# What to do
Repeat each line of the material exactly.

# Available records
---------------

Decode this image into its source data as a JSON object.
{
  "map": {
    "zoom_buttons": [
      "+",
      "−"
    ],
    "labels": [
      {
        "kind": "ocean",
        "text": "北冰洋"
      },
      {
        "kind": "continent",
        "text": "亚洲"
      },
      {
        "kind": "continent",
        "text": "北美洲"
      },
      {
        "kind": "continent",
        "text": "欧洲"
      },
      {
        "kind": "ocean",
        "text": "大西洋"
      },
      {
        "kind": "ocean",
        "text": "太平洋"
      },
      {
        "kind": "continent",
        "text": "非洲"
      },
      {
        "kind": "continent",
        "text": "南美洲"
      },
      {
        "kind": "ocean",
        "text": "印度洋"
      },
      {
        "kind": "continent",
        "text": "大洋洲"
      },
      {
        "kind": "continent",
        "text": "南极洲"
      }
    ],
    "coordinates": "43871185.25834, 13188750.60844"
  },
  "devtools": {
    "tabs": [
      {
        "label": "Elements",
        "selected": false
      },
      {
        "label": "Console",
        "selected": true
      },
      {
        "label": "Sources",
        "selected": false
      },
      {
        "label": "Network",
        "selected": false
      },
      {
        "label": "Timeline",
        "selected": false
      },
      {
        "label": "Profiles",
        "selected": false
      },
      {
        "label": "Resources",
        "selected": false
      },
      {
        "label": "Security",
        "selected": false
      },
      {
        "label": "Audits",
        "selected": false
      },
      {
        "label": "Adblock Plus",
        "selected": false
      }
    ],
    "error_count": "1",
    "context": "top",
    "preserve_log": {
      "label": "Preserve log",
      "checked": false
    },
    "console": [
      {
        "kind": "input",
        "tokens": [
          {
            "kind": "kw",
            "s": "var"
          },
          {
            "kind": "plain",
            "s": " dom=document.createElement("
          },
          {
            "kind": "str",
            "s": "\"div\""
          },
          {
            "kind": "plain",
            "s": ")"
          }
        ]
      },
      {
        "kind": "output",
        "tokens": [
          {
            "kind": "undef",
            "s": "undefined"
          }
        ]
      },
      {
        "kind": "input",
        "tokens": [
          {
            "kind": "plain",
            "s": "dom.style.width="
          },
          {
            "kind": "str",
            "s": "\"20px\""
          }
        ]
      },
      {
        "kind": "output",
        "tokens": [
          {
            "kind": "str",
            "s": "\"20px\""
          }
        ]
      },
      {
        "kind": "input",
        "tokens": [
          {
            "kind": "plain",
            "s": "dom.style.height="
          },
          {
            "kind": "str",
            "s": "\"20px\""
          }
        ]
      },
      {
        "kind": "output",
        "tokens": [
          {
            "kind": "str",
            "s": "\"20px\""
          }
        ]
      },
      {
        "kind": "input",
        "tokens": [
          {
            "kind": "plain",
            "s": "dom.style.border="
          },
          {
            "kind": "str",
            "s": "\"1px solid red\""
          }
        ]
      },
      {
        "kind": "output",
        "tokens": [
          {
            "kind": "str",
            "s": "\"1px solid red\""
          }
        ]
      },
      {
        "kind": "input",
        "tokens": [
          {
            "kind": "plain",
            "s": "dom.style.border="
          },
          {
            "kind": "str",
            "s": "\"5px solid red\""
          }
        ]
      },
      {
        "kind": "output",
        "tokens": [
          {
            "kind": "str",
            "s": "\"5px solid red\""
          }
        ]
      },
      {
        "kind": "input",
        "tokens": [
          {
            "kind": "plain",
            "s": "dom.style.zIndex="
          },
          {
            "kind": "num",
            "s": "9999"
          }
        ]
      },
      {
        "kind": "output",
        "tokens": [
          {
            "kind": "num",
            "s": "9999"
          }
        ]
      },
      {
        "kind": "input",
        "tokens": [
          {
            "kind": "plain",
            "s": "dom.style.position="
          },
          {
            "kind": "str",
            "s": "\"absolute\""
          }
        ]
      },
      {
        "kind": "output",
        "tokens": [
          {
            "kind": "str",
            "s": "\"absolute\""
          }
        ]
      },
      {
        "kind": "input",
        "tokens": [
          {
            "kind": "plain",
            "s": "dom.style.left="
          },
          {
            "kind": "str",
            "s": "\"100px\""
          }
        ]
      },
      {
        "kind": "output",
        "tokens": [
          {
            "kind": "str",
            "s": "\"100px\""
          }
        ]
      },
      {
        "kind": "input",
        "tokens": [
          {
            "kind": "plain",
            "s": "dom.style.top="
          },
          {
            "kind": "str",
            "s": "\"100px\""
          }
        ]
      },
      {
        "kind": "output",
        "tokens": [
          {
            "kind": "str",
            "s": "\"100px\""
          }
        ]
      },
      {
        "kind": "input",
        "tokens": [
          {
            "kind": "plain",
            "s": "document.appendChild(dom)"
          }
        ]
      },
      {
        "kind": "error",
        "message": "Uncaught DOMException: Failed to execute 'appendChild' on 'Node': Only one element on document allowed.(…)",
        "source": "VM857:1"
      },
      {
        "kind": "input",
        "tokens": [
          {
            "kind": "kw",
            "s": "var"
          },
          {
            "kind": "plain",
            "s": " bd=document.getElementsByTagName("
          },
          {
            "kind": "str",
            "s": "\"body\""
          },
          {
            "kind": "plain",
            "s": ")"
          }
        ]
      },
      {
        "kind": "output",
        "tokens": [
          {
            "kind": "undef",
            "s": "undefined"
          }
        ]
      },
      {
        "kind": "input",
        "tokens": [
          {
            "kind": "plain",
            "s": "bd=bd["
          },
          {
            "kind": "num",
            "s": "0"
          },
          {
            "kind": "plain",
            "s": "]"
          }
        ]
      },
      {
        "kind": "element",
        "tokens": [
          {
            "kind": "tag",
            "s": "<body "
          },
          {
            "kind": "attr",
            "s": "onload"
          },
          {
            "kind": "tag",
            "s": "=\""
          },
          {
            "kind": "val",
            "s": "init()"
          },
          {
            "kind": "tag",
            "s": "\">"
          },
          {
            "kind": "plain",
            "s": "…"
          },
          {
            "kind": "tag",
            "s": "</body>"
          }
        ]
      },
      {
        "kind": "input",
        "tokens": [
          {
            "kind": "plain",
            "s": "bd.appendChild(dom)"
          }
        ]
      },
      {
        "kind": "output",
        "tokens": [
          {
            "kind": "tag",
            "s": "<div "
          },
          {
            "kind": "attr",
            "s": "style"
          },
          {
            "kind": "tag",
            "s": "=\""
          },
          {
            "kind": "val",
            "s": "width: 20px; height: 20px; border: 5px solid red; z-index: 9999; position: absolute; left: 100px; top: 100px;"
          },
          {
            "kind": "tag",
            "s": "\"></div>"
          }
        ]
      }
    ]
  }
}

---------------

# Response to this exercise
Decode this image into its source data as a JSON object.
{
  "map": {
    "zoom_buttons": [
      "+",
      "−"
    ],
    "labels": [
      {
        "kind": "ocean",
        "text": "北冰洋"
      },
      {
        "kind": "continent",
        "text": "亚洲"
      },
      {
        "kind": "continent",
        "text": "北美洲"
      },
      {
        "kind": "continent",
        "text": "欧洲"
      },
      {
        "kind": "ocean",
        "text": "大西洋"
      },
      {
        "kind": "ocean",
        "text": "太平洋"
      },
      {
        "kind": "continent",
        "text": "非洲"
      },
      {
        "kind": "continent",
        "text": "南美洲"
      },
      {
        "kind": "ocean",
        "text": "印度洋"
      },
      {
        "kind": "continent",
        "text": "大洋洲"
      },
      {
        "kind": "continent",
        "text": "南极洲"
      }
    ],
    "coordinates": "43871185.25834, 13188750.60844"
  },
  "devtools": {
    "tabs": [
      {
        "label": "Elements",
        "selected": false
      },
      {
        "label": "Console",
        "selected": true
      },
      {
        "label": "Sources",
        "selected": false
      },
      {
        "label": "Network",
        "selected": false
      },
      {
        "label": "Timeline",
        "selected": false
      },
      {
        "label": "Profiles",
        "selected": false
      },
      {
        "label": "Resources",
        "selected": false
      },
      {
        "label": "Security",
        "selected": false
      },
      {
        "label": "Audits",
        "selected": false
      },
      {
        "label": "Adblock Plus",
        "selected": false
      }
    ],
    "error_count": "1",
    "context": "top",
    "preserve_log": {
      "label": "Preserve log",
      "checked": false
    },
    "console": [
      {
        "kind": "input",
        "tokens": [
          {
            "kind": "kw",
            "s": "var"
          },
          {
            "kind": "plain",
            "s": " dom=document.createElement("
          },
          {
            "kind": "str",
            "s": "\"div\""
          },
          {
            "kind": "plain",
            "s": ")"
          }
        ]
      },
      {
        "kind": "output",
        "tokens": [
          {
            "kind": "undef",
            "s": "undefined"
          }
        ]
      },
      {
        "kind": "input",
        "tokens": [
          {
            "kind": "plain",
            "s": "dom.style.width="
          },
          {
            "kind": "str",
            "s": "\"20px\""
          }
        ]
      },
      {
        "kind": "output",
        "tokens": [
          {
            "kind": "str",
            "s": "\"20px\""
          }
        ]
      },
      {
        "kind": "input",
        "tokens": [
          {
            "kind": "plain",
            "s": "dom.style.height="
          },
          {
            "kind": "str",
            "s": "\"20px\""
          }
        ]
      },
      {
        "kind": "output",
        "tokens": [
          {
            "kind": "str",
            "s": "\"20px\""
          }
        ]
      },
      {
        "kind": "input",
        "tokens": [
          {
            "kind": "plain",
            "s": "dom.style.border="
          },
          {
            "kind": "str",
            "s": "\"1px solid red\""
          }
        ]
      },
      {
        "kind": "output",
        "tokens": [
          {
            "kind": "str",
            "s": "\"1px solid red\""
          }
        ]
      },
      {
        "kind": "input",
        "tokens": [
          {
            "kind": "plain",
            "s": "dom.style.border="
          },
          {
            "kind": "str",
            "s": "\"5px solid red\""
          }
        ]
      },
      {
        "kind": "output",
        "tokens": [
          {
            "kind": "str",
            "s": "\"5px solid red\""
          }
        ]
      },
      {
        "kind": "input",
        "tokens": [
          {
            "kind": "plain",
            "s": "dom.style.zIndex="
          },
          {
            "kind": "num",
            "s": "9999"
          }
        ]
      },
      {
        "kind": "output",
        "tokens": [
          {
            "kind": "num",
            "s": "9999"
          }
        ]
      },
      {
        "kind": "input",
        "tokens": [
          {
            "kind": "plain",
            "s": "dom.style.position="
          },
          {
            "kind": "str",
            "s": "\"absolute\""
          }
        ]
      },
      {
        "kind": "output",
        "tokens": [
          {
            "kind": "str",
            "s": "\"absolute\""
          }
        ]
      },
      {
        "kind": "input",
        "tokens": [
          {
            "kind": "plain",
            "s": "dom.style.left="
          },
          {
            "kind": "str",
            "s": "\"100px\""
          }
        ]
      },
      {
        "kind": "output",
        "tokens": [
          {
            "kind": "str",
            "s": "\"100px\""
          }
        ]
      },
      {
        "kind": "input",
        "tokens": [
          {
            "kind": "plain",
            "s": "dom.style.top="
          },
          {
            "kind": "str",
            "s": "\"100px\""
          }
        ]
      },
      {
        "kind": "output",
        "tokens": [
          {
            "kind": "str",
            "s": "\"100px\""
          }
        ]
      },
      {
        "kind": "input",
        "tokens": [
          {
            "kind": "plain",
            "s": "document.appendChild(dom)"
          }
        ]
      },
      {
        "kind": "error",
        "message": "Uncaught DOMException: Failed to execute 'appendChild' on 'Node': Only one element on document allowed.(…)",
        "source": "VM857:1"
      },
      {
        "kind": "input",
        "tokens": [
          {
            "kind": "kw",
            "s": "var"
          },
          {
            "kind": "plain",
            "s": " bd=document.getElementsByTagName("
          },
          {
            "kind": "str",
            "s": "\"body\""
          },
          {
            "kind": "plain",
            "s": ")"
          }
        ]
      },
      {
        "kind": "output",
        "tokens": [
          {
            "kind": "undef",
            "s": "undefined"
          }
        ]
      },
      {
        "kind": "input",
        "tokens": [
          {
            "kind": "plain",
            "s": "bd=bd["
          },
          {
            "kind": "num",
            "s": "0"
          },
          {
            "kind": "plain",
            "s": "]"
          }
        ]
      },
      {
        "kind": "element",
        "tokens": [
          {
            "kind": "tag",
            "s": "<body "
          },
          {
            "kind": "attr",
            "s": "onload"
          },
          {
            "kind": "tag",
            "s": "=\""
          },
          {
            "kind": "val",
            "s": "init()"
          },
          {
            "kind": "tag",
            "s": "\">"
          },
          {
            "kind": "plain",
            "s": "…"
          },
          {
            "kind": "tag",
            "s": "</body>"
          }
        ]
      },
      {
        "kind": "input",
        "tokens": [
          {
            "kind": "plain",
            "s": "bd.appendChild(dom)"
          }
        ]
      },
      {
        "kind": "output",
        "tokens": [
          {
            "kind": "tag",
            "s": "<div "
          },
          {
            "kind": "attr",
            "s": "style"
          },
          {
            "kind": "tag",
            "s": "=\""
          },
          {
            "kind": "val",
            "s": "width: 20px; height: 20px; border: 5px solid red; z-index: 9999; position: absolute; left: 100px; top: 100px;"
          },
          {
            "kind": "tag",
            "s": "\"></div>"
          }
        ]
      }
    ]
  }
}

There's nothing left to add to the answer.